__Goal__:
Leaving out every picture, quote the data below exactly as it appears.

__Dataset excerpts__:

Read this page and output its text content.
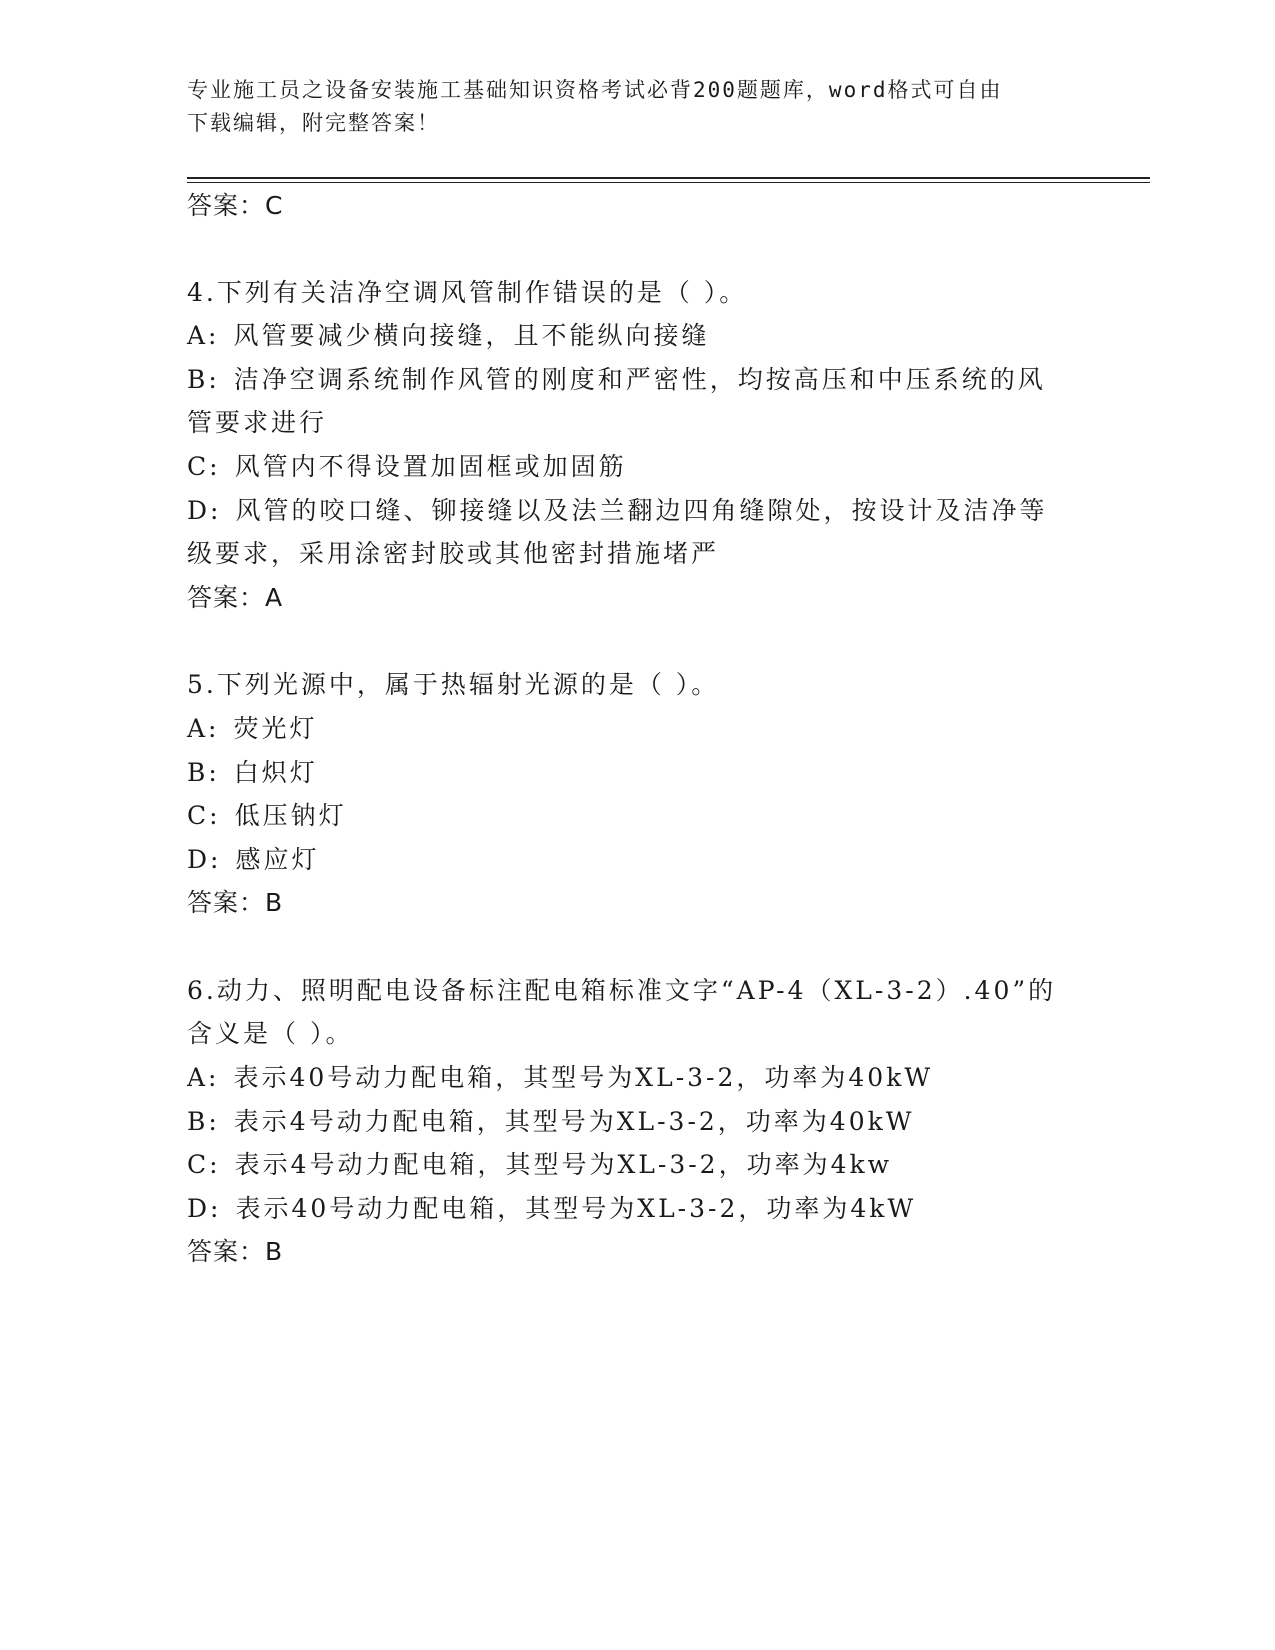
专业施工员之设备安装施工基础知识资格考试必背200题题库，word格式可自由
下载编辑，附完整答案！
答案：C
4.下列有关洁净空调风管制作错误的是（ ）。
A: 风管要减少横向接缝，且不能纵向接缝
B: 洁净空调系统制作风管的刚度和严密性，均按高压和中压系统的风
管要求进行
C: 风管内不得设置加固框或加固筋
D: 风管的咬口缝、铆接缝以及法兰翻边四角缝隙处，按设计及洁净等
级要求，采用涂密封胶或其他密封措施堵严
答案：A
5.下列光源中，属于热辐射光源的是（ ）。
A: 荧光灯
B: 白炽灯
C: 低压钠灯
D: 感应灯
答案：B
6.动力、照明配电设备标注配电箱标准文字“AP-4（XL-3-2）.40”的
含义是（ ）。
A: 表示40号动力配电箱，其型号为XL-3-2，功率为40kW
B: 表示4号动力配电箱，其型号为XL-3-2，功率为40kW
C: 表示4号动力配电箱，其型号为XL-3-2，功率为4kw
D: 表示40号动力配电箱，其型号为XL-3-2，功率为4kW
答案：B
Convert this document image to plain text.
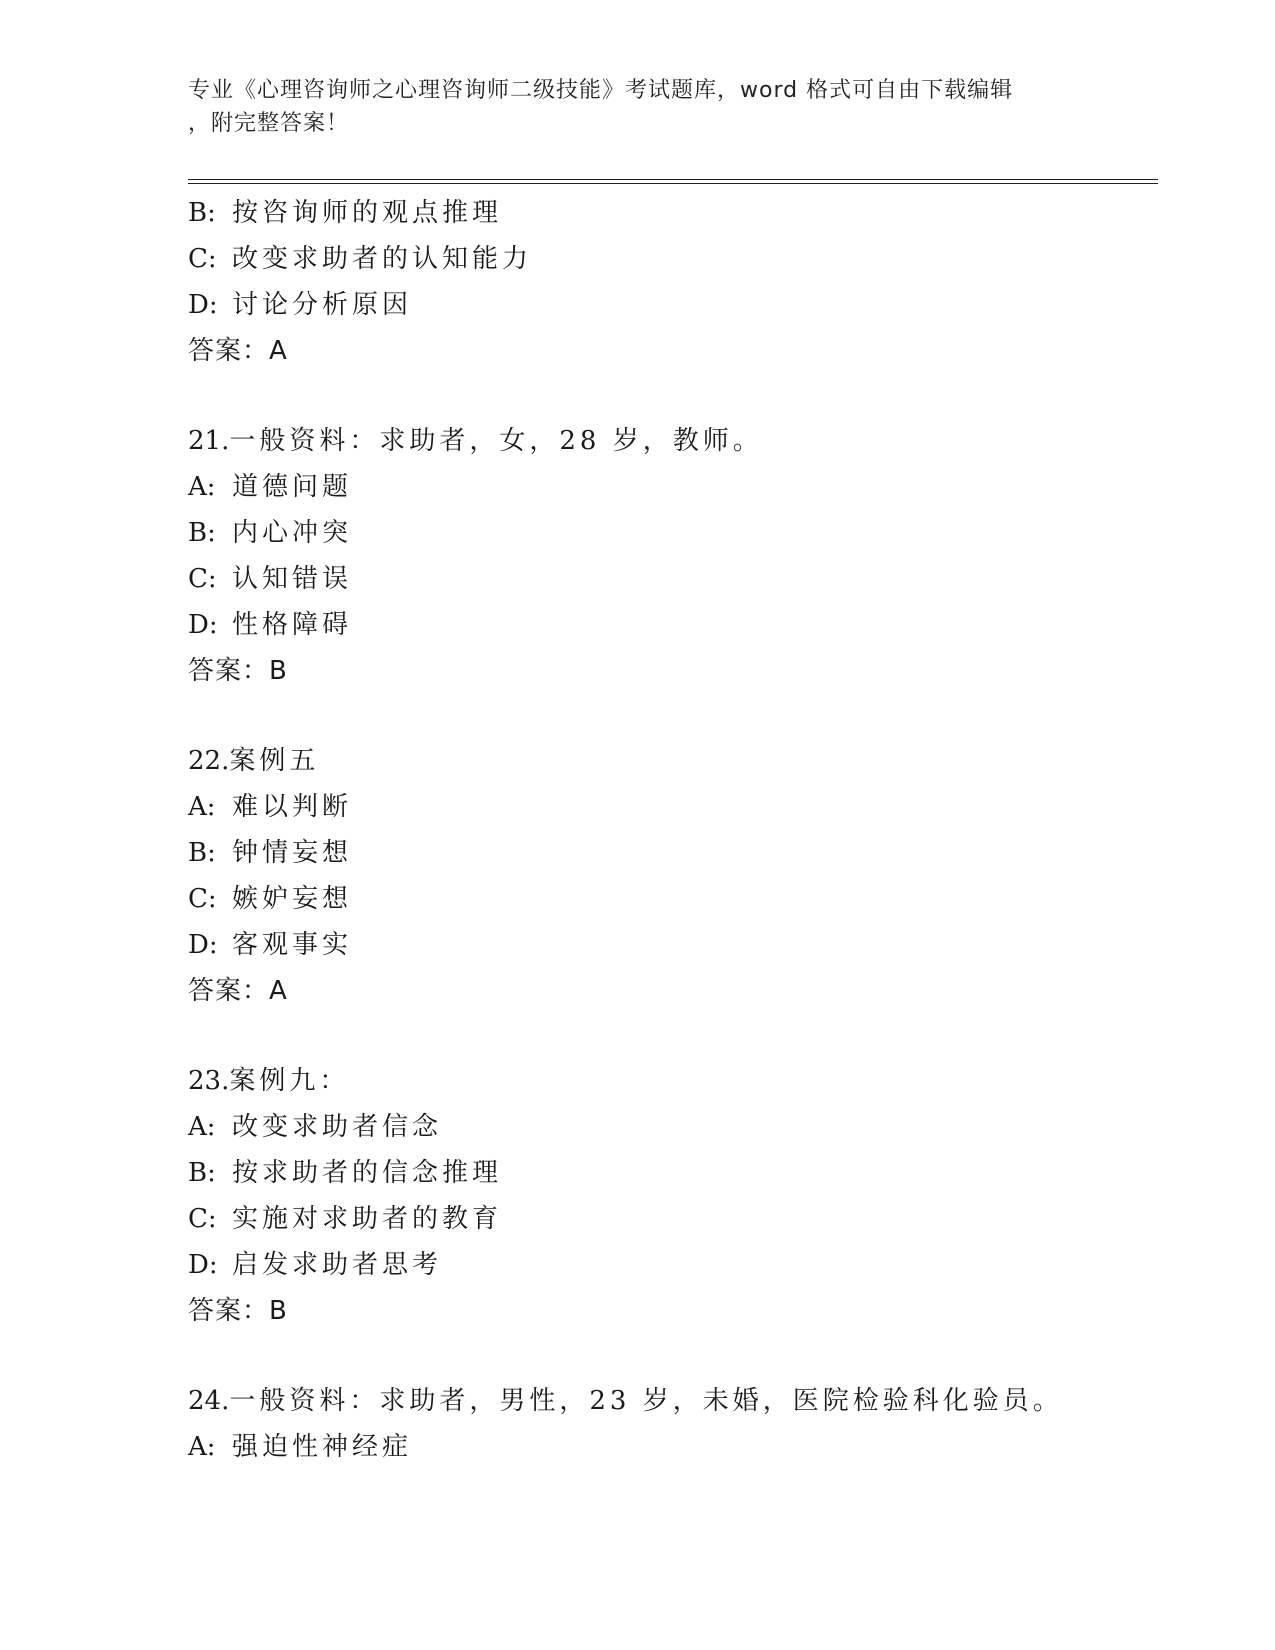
专业《心理咨询师之心理咨询师二级技能》考试题库，word 格式可自由下载编辑
，附完整答案！
B: 按咨询师的观点推理
C: 改变求助者的认知能力
D: 讨论分析原因
答案：A
21.一般资料：求助者，女，28 岁，教师。
A: 道德问题
B: 内心冲突
C: 认知错误
D: 性格障碍
答案：B
22.案例五
A: 难以判断
B: 钟情妄想
C: 嫉妒妄想
D: 客观事实
答案：A
23.案例九：
A: 改变求助者信念
B: 按求助者的信念推理
C: 实施对求助者的教育
D: 启发求助者思考
答案：B
24.一般资料：求助者，男性，23 岁，未婚，医院检验科化验员。
A: 强迫性神经症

__Exercise response__:
Read this page and output its text content.
专业施工员之设备安装施工基础知识资格考试必背200题题库，word格式可自由
下载编辑，附完整答案！
答案：C
4.下列有关洁净空调风管制作错误的是（ ）。
A: 风管要减少横向接缝，且不能纵向接缝
B: 洁净空调系统制作风管的刚度和严密性，均按高压和中压系统的风
管要求进行
C: 风管内不得设置加固框或加固筋
D: 风管的咬口缝、铆接缝以及法兰翻边四角缝隙处，按设计及洁净等
级要求，采用涂密封胶或其他密封措施堵严
答案：A
5.下列光源中，属于热辐射光源的是（ ）。
A: 荧光灯
B: 白炽灯
C: 低压钠灯
D: 感应灯
答案：B
6.动力、照明配电设备标注配电箱标准文字“AP-4（XL-3-2）.40”的
含义是（ ）。
A: 表示40号动力配电箱，其型号为XL-3-2，功率为40kW
B: 表示4号动力配电箱，其型号为XL-3-2，功率为40kW
C: 表示4号动力配电箱，其型号为XL-3-2，功率为4kw
D: 表示40号动力配电箱，其型号为XL-3-2，功率为4kW
答案：B
Convert this document image to plain text.
专业《心理咨询师之心理咨询师二级技能》考试题库，word 格式可自由下载编辑
，附完整答案！
B: 按咨询师的观点推理
C: 改变求助者的认知能力
D: 讨论分析原因
答案：A
21.一般资料：求助者，女，28 岁，教师。
A: 道德问题
B: 内心冲突
C: 认知错误
D: 性格障碍
答案：B
22.案例五
A: 难以判断
B: 钟情妄想
C: 嫉妒妄想
D: 客观事实
答案：A
23.案例九：
A: 改变求助者信念
B: 按求助者的信念推理
C: 实施对求助者的教育
D: 启发求助者思考
答案：B
24.一般资料：求助者，男性，23 岁，未婚，医院检验科化验员。
A: 强迫性神经症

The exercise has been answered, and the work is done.